**TO DO**. Tally the lines in these records that hold the string "into", and reply with the number alone.

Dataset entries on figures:
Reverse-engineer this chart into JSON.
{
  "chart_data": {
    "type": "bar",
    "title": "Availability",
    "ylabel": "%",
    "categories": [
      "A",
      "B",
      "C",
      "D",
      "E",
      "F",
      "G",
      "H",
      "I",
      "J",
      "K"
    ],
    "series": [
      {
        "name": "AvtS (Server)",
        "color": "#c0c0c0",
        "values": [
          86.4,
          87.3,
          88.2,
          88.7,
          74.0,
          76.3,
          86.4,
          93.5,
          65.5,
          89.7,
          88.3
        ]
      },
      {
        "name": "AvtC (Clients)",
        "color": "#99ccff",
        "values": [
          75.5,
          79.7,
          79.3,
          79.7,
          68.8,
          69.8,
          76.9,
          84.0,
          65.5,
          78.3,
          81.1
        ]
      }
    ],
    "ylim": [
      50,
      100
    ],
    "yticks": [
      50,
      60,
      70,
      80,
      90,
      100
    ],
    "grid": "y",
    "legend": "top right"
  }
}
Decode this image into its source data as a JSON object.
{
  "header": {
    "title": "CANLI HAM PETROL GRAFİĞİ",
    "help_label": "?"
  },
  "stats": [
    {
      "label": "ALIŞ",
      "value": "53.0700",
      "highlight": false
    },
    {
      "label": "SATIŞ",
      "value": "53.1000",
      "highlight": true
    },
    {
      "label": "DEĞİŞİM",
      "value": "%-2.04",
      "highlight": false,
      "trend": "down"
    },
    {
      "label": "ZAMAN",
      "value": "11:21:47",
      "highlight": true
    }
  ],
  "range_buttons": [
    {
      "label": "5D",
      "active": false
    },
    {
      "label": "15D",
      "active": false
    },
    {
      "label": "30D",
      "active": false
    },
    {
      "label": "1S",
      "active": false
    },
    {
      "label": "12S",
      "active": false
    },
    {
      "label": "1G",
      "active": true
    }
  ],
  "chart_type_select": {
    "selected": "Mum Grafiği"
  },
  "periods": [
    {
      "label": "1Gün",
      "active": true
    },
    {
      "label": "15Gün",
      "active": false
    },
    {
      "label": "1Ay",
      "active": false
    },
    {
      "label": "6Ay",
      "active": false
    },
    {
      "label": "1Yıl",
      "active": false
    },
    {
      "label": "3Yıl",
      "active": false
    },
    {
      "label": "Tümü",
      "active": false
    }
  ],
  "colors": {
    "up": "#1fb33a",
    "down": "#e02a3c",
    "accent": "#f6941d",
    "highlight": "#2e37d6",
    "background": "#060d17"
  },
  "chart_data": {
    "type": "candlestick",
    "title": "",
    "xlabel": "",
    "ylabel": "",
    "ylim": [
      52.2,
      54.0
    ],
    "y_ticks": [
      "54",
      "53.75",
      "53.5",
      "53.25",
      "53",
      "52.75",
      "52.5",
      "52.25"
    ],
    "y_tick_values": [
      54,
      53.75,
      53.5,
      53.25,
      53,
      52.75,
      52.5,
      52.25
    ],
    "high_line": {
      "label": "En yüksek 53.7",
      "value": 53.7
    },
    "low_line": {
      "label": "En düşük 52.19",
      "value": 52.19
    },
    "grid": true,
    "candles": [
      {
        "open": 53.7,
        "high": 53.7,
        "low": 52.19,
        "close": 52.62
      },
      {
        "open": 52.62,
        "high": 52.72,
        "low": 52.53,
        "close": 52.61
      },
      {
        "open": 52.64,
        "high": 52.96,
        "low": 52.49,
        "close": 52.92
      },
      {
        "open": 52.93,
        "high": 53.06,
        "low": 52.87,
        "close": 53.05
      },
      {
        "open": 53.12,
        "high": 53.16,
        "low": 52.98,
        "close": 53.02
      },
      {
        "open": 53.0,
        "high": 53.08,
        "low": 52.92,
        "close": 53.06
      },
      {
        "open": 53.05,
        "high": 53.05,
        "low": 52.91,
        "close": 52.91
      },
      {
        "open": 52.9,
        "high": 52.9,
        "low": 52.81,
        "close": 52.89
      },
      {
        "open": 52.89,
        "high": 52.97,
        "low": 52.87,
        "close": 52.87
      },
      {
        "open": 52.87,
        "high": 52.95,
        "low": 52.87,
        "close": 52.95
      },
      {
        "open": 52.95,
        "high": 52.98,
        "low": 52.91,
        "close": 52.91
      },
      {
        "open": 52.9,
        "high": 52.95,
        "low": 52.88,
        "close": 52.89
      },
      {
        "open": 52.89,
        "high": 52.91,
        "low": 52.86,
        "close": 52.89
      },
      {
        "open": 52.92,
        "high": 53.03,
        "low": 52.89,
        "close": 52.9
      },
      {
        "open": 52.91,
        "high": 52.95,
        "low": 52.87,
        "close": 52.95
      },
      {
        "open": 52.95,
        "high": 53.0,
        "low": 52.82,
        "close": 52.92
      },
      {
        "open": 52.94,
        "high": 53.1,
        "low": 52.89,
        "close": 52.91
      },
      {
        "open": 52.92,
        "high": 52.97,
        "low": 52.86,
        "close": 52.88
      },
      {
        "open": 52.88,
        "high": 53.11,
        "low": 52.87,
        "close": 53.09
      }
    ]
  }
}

**RESPONSE TO THIS EXERCISE**. 2